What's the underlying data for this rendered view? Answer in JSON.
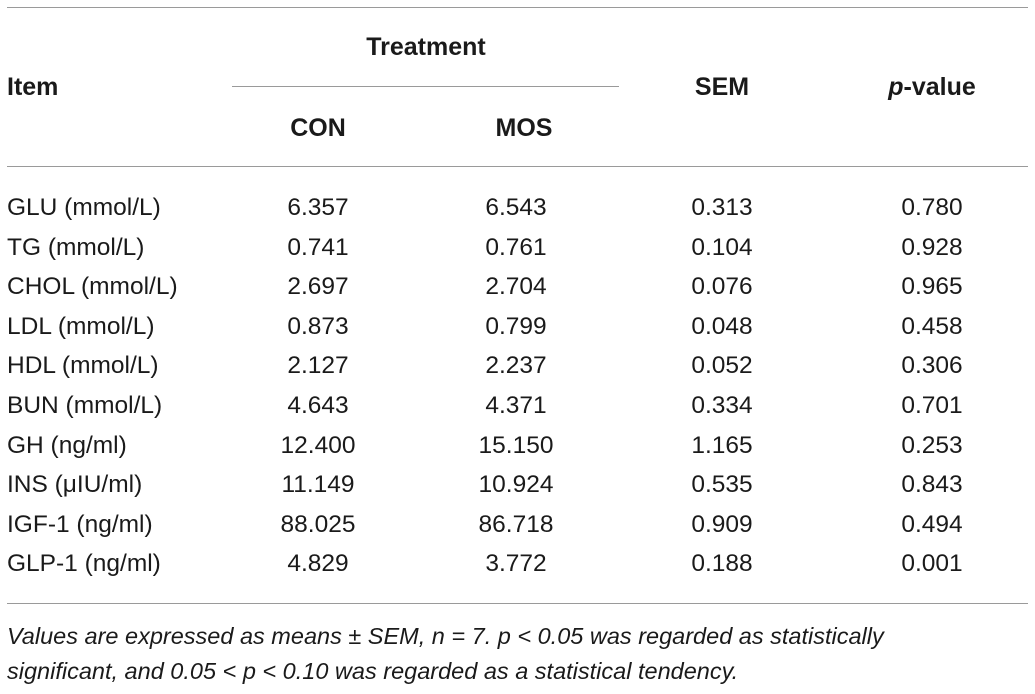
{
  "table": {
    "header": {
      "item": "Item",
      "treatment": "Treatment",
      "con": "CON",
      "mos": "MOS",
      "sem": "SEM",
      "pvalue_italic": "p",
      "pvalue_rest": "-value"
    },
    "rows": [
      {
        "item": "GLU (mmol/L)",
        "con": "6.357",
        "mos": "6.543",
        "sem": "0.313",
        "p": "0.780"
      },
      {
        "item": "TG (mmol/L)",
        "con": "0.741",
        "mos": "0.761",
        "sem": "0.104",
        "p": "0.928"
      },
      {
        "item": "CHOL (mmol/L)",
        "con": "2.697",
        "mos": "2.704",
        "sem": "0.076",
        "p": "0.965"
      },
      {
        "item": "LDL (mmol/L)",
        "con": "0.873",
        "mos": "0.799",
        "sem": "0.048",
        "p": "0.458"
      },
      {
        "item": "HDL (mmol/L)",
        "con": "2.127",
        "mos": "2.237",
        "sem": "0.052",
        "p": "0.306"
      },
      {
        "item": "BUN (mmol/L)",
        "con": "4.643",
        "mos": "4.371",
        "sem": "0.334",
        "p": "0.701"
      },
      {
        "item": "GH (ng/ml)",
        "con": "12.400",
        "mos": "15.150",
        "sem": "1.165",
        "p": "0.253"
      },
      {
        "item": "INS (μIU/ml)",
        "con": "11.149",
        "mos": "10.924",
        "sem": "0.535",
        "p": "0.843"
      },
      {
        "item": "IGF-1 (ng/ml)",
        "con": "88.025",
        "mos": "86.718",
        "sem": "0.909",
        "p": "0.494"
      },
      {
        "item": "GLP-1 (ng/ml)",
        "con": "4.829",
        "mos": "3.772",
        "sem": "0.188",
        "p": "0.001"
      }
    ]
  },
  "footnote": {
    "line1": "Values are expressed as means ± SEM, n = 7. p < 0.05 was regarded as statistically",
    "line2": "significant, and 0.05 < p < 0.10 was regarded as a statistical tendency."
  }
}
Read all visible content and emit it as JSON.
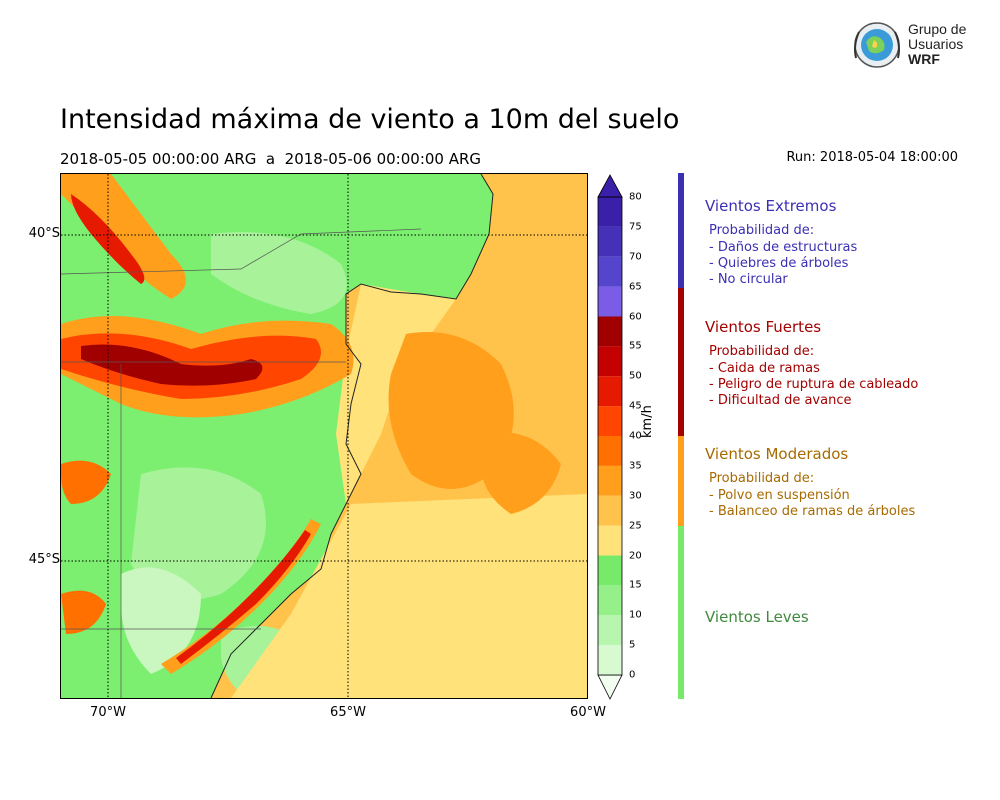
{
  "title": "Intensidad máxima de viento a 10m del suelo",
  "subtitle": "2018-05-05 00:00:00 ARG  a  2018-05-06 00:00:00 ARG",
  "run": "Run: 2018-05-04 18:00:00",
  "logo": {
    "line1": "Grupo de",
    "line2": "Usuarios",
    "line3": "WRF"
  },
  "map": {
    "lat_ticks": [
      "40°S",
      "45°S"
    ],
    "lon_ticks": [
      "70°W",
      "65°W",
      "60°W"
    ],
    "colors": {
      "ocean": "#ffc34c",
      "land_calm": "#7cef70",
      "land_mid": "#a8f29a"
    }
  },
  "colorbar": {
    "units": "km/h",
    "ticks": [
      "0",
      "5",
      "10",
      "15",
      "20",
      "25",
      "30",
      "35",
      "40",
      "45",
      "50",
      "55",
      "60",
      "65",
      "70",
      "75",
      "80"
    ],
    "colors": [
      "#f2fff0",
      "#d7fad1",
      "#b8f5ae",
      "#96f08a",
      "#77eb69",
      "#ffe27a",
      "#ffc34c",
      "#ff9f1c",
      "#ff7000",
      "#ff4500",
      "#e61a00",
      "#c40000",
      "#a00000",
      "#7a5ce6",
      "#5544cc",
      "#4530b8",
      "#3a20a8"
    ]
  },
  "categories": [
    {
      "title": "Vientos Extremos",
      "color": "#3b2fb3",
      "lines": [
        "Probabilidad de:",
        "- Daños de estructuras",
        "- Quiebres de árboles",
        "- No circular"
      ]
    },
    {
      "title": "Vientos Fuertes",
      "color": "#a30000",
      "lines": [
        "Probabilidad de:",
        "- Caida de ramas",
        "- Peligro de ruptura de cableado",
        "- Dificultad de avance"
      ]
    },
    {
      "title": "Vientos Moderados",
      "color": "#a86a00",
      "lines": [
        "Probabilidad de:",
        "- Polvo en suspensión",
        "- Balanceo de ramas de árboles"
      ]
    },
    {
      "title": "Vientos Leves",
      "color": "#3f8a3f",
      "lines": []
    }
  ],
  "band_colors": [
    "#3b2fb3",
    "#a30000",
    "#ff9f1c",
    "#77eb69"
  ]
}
- - - - -
* [Task statement] Report how many lines of the data hold the string "Vientos"; give only the number.

* [Answer to this exercise] 4